Instructions to follow: Repeat the records below exactly as they appear.

Records from a dataset:
— Start —

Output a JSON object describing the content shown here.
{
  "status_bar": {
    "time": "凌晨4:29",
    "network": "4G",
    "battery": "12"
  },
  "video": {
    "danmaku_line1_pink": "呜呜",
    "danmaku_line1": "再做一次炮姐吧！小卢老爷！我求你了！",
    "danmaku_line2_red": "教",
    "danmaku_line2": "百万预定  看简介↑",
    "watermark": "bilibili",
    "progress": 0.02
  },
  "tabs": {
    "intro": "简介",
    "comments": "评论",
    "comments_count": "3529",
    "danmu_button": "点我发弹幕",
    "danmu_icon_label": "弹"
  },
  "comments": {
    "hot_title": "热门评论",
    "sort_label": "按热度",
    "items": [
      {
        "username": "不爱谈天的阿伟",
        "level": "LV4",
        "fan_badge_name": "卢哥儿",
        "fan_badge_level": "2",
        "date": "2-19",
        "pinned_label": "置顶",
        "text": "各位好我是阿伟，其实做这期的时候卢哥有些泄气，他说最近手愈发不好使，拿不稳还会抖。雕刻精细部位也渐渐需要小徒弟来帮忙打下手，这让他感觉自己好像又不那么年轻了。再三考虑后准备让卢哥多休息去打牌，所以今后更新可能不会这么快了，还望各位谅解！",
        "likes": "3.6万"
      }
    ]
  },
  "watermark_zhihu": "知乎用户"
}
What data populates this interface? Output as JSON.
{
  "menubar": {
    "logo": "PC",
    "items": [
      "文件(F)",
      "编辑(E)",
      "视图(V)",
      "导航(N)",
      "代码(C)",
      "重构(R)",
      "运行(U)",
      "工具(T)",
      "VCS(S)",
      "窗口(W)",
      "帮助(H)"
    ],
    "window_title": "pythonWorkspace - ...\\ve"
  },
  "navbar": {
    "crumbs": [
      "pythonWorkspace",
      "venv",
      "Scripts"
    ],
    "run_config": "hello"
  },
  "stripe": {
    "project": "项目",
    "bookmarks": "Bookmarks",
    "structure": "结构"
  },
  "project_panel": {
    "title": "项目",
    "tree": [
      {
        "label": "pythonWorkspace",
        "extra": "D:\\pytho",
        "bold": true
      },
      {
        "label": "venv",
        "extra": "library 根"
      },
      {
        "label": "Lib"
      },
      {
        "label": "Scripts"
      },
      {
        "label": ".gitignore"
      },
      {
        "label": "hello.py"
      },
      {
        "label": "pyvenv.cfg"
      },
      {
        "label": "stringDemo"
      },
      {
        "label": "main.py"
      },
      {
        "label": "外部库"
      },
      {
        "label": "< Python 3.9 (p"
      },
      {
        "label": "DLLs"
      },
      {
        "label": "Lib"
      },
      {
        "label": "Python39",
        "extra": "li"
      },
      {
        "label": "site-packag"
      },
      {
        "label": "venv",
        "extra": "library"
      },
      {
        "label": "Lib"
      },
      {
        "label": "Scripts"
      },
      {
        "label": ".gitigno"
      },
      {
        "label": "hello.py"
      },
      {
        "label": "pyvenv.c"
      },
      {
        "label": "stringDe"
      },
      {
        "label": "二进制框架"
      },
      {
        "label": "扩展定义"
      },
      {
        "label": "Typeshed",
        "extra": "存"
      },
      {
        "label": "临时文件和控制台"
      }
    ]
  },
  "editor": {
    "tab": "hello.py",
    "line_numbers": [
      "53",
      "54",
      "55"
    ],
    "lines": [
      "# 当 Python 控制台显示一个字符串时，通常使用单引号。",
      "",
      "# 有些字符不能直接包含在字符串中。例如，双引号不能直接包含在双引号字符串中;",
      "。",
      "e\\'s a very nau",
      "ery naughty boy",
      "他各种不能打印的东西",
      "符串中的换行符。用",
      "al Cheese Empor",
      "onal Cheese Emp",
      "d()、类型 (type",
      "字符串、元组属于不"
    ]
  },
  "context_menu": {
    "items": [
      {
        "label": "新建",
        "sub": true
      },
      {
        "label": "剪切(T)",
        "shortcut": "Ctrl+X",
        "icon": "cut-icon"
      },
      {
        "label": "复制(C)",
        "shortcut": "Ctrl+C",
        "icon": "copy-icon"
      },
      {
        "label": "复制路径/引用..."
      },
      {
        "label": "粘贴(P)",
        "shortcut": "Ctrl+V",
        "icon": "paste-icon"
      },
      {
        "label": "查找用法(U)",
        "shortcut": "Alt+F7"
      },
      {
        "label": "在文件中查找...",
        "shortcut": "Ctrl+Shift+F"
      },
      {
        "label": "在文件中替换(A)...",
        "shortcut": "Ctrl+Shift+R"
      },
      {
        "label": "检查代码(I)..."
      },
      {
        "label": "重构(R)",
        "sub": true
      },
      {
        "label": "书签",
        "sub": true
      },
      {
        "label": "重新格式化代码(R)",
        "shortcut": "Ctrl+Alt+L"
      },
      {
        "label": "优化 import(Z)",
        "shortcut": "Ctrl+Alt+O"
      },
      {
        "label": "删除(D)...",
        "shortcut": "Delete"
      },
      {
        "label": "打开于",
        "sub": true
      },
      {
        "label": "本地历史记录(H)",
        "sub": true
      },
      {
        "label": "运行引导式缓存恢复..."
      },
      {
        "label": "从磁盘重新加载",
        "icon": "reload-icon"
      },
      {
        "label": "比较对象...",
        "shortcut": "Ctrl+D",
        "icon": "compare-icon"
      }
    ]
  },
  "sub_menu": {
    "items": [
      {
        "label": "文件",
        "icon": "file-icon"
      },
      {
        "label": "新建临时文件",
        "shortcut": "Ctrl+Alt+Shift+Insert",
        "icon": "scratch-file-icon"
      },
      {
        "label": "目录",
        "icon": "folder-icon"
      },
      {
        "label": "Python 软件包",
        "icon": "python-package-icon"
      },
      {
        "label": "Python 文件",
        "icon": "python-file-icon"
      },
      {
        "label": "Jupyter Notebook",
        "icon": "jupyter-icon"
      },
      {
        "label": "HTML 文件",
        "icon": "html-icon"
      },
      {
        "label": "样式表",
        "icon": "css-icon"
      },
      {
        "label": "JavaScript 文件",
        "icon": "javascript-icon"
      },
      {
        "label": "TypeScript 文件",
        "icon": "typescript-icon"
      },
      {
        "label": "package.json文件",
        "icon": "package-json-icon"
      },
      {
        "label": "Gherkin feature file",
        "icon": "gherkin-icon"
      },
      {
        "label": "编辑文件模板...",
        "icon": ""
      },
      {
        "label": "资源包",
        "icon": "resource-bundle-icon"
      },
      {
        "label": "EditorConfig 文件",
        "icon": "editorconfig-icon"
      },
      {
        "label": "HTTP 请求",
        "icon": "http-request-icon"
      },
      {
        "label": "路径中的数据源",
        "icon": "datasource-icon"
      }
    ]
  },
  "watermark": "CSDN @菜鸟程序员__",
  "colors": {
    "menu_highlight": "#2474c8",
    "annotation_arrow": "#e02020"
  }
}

— End —

Finished task:
Output a JSON object describing the content shown here.
{
  "status_bar": {
    "time": "凌晨4:29",
    "network": "4G",
    "battery": "12"
  },
  "video": {
    "danmaku_line1_pink": "呜呜",
    "danmaku_line1": "再做一次炮姐吧！小卢老爷！我求你了！",
    "danmaku_line2_red": "教",
    "danmaku_line2": "百万预定  看简介↑",
    "watermark": "bilibili",
    "progress": 0.02
  },
  "tabs": {
    "intro": "简介",
    "comments": "评论",
    "comments_count": "3529",
    "danmu_button": "点我发弹幕",
    "danmu_icon_label": "弹"
  },
  "comments": {
    "hot_title": "热门评论",
    "sort_label": "按热度",
    "items": [
      {
        "username": "不爱谈天的阿伟",
        "level": "LV4",
        "fan_badge_name": "卢哥儿",
        "fan_badge_level": "2",
        "date": "2-19",
        "pinned_label": "置顶",
        "text": "各位好我是阿伟，其实做这期的时候卢哥有些泄气，他说最近手愈发不好使，拿不稳还会抖。雕刻精细部位也渐渐需要小徒弟来帮忙打下手，这让他感觉自己好像又不那么年轻了。再三考虑后准备让卢哥多休息去打牌，所以今后更新可能不会这么快了，还望各位谅解！",
        "likes": "3.6万"
      }
    ]
  },
  "watermark_zhihu": "知乎用户"
}
What data populates this interface? Output as JSON.
{
  "menubar": {
    "logo": "PC",
    "items": [
      "文件(F)",
      "编辑(E)",
      "视图(V)",
      "导航(N)",
      "代码(C)",
      "重构(R)",
      "运行(U)",
      "工具(T)",
      "VCS(S)",
      "窗口(W)",
      "帮助(H)"
    ],
    "window_title": "pythonWorkspace - ...\\ve"
  },
  "navbar": {
    "crumbs": [
      "pythonWorkspace",
      "venv",
      "Scripts"
    ],
    "run_config": "hello"
  },
  "stripe": {
    "project": "项目",
    "bookmarks": "Bookmarks",
    "structure": "结构"
  },
  "project_panel": {
    "title": "项目",
    "tree": [
      {
        "label": "pythonWorkspace",
        "extra": "D:\\pytho",
        "bold": true
      },
      {
        "label": "venv",
        "extra": "library 根"
      },
      {
        "label": "Lib"
      },
      {
        "label": "Scripts"
      },
      {
        "label": ".gitignore"
      },
      {
        "label": "hello.py"
      },
      {
        "label": "pyvenv.cfg"
      },
      {
        "label": "stringDemo"
      },
      {
        "label": "main.py"
      },
      {
        "label": "外部库"
      },
      {
        "label": "< Python 3.9 (p"
      },
      {
        "label": "DLLs"
      },
      {
        "label": "Lib"
      },
      {
        "label": "Python39",
        "extra": "li"
      },
      {
        "label": "site-packag"
      },
      {
        "label": "venv",
        "extra": "library"
      },
      {
        "label": "Lib"
      },
      {
        "label": "Scripts"
      },
      {
        "label": ".gitigno"
      },
      {
        "label": "hello.py"
      },
      {
        "label": "pyvenv.c"
      },
      {
        "label": "stringDe"
      },
      {
        "label": "二进制框架"
      },
      {
        "label": "扩展定义"
      },
      {
        "label": "Typeshed",
        "extra": "存"
      },
      {
        "label": "临时文件和控制台"
      }
    ]
  },
  "editor": {
    "tab": "hello.py",
    "line_numbers": [
      "53",
      "54",
      "55"
    ],
    "lines": [
      "# 当 Python 控制台显示一个字符串时，通常使用单引号。",
      "",
      "# 有些字符不能直接包含在字符串中。例如，双引号不能直接包含在双引号字符串中;",
      "。",
      "e\\'s a very nau",
      "ery naughty boy",
      "他各种不能打印的东西",
      "符串中的换行符。用",
      "al Cheese Empor",
      "onal Cheese Emp",
      "d()、类型 (type",
      "字符串、元组属于不"
    ]
  },
  "context_menu": {
    "items": [
      {
        "label": "新建",
        "sub": true
      },
      {
        "label": "剪切(T)",
        "shortcut": "Ctrl+X",
        "icon": "cut-icon"
      },
      {
        "label": "复制(C)",
        "shortcut": "Ctrl+C",
        "icon": "copy-icon"
      },
      {
        "label": "复制路径/引用..."
      },
      {
        "label": "粘贴(P)",
        "shortcut": "Ctrl+V",
        "icon": "paste-icon"
      },
      {
        "label": "查找用法(U)",
        "shortcut": "Alt+F7"
      },
      {
        "label": "在文件中查找...",
        "shortcut": "Ctrl+Shift+F"
      },
      {
        "label": "在文件中替换(A)...",
        "shortcut": "Ctrl+Shift+R"
      },
      {
        "label": "检查代码(I)..."
      },
      {
        "label": "重构(R)",
        "sub": true
      },
      {
        "label": "书签",
        "sub": true
      },
      {
        "label": "重新格式化代码(R)",
        "shortcut": "Ctrl+Alt+L"
      },
      {
        "label": "优化 import(Z)",
        "shortcut": "Ctrl+Alt+O"
      },
      {
        "label": "删除(D)...",
        "shortcut": "Delete"
      },
      {
        "label": "打开于",
        "sub": true
      },
      {
        "label": "本地历史记录(H)",
        "sub": true
      },
      {
        "label": "运行引导式缓存恢复..."
      },
      {
        "label": "从磁盘重新加载",
        "icon": "reload-icon"
      },
      {
        "label": "比较对象...",
        "shortcut": "Ctrl+D",
        "icon": "compare-icon"
      }
    ]
  },
  "sub_menu": {
    "items": [
      {
        "label": "文件",
        "icon": "file-icon"
      },
      {
        "label": "新建临时文件",
        "shortcut": "Ctrl+Alt+Shift+Insert",
        "icon": "scratch-file-icon"
      },
      {
        "label": "目录",
        "icon": "folder-icon"
      },
      {
        "label": "Python 软件包",
        "icon": "python-package-icon"
      },
      {
        "label": "Python 文件",
        "icon": "python-file-icon"
      },
      {
        "label": "Jupyter Notebook",
        "icon": "jupyter-icon"
      },
      {
        "label": "HTML 文件",
        "icon": "html-icon"
      },
      {
        "label": "样式表",
        "icon": "css-icon"
      },
      {
        "label": "JavaScript 文件",
        "icon": "javascript-icon"
      },
      {
        "label": "TypeScript 文件",
        "icon": "typescript-icon"
      },
      {
        "label": "package.json文件",
        "icon": "package-json-icon"
      },
      {
        "label": "Gherkin feature file",
        "icon": "gherkin-icon"
      },
      {
        "label": "编辑文件模板...",
        "icon": ""
      },
      {
        "label": "资源包",
        "icon": "resource-bundle-icon"
      },
      {
        "label": "EditorConfig 文件",
        "icon": "editorconfig-icon"
      },
      {
        "label": "HTTP 请求",
        "icon": "http-request-icon"
      },
      {
        "label": "路径中的数据源",
        "icon": "datasource-icon"
      }
    ]
  },
  "watermark": "CSDN @菜鸟程序员__",
  "colors": {
    "menu_highlight": "#2474c8",
    "annotation_arrow": "#e02020"
  }
}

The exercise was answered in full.